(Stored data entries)

========================================

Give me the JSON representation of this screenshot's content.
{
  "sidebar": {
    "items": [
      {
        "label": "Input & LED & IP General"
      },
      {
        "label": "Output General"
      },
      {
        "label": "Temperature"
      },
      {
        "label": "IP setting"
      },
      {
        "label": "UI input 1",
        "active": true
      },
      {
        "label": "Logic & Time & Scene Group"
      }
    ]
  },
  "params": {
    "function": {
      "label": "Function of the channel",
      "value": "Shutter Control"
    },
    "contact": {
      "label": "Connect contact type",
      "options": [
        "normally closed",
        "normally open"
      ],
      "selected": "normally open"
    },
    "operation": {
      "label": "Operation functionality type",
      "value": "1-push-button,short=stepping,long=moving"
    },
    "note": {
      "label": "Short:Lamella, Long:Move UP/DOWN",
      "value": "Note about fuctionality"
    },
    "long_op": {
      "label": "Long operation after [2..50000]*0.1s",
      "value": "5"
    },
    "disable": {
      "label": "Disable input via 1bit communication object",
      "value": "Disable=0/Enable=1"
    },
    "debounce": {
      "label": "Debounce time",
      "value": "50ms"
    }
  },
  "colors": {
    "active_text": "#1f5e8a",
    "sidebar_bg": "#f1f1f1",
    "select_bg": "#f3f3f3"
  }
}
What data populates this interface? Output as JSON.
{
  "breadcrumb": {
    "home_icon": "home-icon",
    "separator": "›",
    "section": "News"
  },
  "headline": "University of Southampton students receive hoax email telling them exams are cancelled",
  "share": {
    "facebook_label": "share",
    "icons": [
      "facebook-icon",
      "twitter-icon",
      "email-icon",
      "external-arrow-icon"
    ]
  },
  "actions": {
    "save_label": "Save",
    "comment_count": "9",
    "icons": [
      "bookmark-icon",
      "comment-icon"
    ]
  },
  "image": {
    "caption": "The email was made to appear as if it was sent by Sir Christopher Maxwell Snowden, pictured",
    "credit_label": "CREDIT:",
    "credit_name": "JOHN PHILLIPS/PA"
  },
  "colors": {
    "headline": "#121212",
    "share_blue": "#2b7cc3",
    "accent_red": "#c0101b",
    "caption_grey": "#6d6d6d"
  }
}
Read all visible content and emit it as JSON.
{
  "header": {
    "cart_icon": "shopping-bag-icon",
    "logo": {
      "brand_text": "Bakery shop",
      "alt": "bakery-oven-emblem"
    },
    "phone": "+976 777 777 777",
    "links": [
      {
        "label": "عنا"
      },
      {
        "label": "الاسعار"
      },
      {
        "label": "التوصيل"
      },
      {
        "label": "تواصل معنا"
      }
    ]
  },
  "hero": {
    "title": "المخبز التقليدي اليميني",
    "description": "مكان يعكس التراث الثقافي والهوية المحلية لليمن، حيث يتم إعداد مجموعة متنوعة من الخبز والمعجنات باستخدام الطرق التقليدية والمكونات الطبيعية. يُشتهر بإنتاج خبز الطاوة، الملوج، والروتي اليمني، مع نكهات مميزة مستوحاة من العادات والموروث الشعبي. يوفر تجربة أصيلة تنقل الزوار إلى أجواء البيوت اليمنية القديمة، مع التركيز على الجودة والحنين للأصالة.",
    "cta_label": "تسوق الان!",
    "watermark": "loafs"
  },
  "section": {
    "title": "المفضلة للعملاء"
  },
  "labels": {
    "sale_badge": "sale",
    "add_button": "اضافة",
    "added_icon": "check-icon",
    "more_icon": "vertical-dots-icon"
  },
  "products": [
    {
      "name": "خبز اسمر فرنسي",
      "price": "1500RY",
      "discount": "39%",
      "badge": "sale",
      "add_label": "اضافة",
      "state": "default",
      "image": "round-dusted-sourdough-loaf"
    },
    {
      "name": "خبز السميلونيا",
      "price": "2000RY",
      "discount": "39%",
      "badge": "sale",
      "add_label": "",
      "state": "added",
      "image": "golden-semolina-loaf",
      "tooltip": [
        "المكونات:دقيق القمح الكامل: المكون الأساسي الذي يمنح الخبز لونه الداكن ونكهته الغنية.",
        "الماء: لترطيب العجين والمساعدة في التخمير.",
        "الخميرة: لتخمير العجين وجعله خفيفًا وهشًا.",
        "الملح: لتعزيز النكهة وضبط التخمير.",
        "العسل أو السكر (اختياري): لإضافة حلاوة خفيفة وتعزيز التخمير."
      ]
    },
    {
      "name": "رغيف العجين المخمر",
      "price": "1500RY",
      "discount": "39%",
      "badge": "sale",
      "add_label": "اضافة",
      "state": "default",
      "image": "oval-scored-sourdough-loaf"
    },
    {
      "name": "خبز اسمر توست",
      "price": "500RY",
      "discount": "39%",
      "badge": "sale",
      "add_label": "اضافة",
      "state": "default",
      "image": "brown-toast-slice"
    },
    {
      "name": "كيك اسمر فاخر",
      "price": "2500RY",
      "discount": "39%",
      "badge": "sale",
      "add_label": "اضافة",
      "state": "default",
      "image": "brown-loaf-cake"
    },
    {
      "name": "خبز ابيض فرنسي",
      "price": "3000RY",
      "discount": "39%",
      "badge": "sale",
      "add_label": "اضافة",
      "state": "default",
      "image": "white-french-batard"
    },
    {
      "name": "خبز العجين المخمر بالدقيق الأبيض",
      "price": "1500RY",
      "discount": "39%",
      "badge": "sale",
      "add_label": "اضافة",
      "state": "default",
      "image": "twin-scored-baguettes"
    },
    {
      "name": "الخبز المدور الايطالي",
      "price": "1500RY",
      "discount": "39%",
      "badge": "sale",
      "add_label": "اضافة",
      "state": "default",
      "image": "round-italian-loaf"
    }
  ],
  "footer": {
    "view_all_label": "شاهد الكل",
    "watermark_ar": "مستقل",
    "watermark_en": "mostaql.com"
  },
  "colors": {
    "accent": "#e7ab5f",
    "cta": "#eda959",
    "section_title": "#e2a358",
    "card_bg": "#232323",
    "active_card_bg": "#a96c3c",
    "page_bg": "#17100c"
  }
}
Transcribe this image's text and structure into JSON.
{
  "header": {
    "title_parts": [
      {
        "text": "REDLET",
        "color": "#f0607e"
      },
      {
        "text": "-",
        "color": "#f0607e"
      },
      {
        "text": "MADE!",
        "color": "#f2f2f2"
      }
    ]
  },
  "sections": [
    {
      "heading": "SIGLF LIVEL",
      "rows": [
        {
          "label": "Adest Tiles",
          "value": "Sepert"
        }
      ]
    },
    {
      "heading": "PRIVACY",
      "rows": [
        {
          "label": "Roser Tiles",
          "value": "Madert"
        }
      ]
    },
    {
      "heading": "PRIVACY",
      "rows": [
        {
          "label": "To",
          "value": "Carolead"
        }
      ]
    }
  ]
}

========================================

Retype, exactly and only, the lines running from the one with "Transcribe this image's" through the final line of the listing above.

**Final result**.
Transcribe this image's text and structure into JSON.
{
  "header": {
    "title_parts": [
      {
        "text": "REDLET",
        "color": "#f0607e"
      },
      {
        "text": "-",
        "color": "#f0607e"
      },
      {
        "text": "MADE!",
        "color": "#f2f2f2"
      }
    ]
  },
  "sections": [
    {
      "heading": "SIGLF LIVEL",
      "rows": [
        {
          "label": "Adest Tiles",
          "value": "Sepert"
        }
      ]
    },
    {
      "heading": "PRIVACY",
      "rows": [
        {
          "label": "Roser Tiles",
          "value": "Madert"
        }
      ]
    },
    {
      "heading": "PRIVACY",
      "rows": [
        {
          "label": "To",
          "value": "Carolead"
        }
      ]
    }
  ]
}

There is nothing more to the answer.